**Job**.
Transcribe the records below exactly.

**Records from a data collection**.
————

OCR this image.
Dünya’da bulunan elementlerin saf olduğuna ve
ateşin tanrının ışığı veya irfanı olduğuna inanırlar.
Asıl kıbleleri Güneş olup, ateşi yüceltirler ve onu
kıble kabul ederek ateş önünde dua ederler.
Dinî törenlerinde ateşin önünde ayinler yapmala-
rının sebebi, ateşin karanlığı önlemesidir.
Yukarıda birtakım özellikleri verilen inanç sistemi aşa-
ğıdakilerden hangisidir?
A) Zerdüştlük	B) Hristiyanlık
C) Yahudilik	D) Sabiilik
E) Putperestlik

————

**Finished answer**.
OCR this image.
Dünya’da bulunan elementlerin saf olduğuna ve
ateşin tanrının ışığı veya irfanı olduğuna inanırlar.
Asıl kıbleleri Güneş olup, ateşi yüceltirler ve onu
kıble kabul ederek ateş önünde dua ederler.
Dinî törenlerinde ateşin önünde ayinler yapmala-
rının sebebi, ateşin karanlığı önlemesidir.
Yukarıda birtakım özellikleri verilen inanç sistemi aşa-
ğıdakilerden hangisidir?
A) Zerdüştlük	B) Hristiyanlık
C) Yahudilik	D) Sabiilik
E) Putperestlik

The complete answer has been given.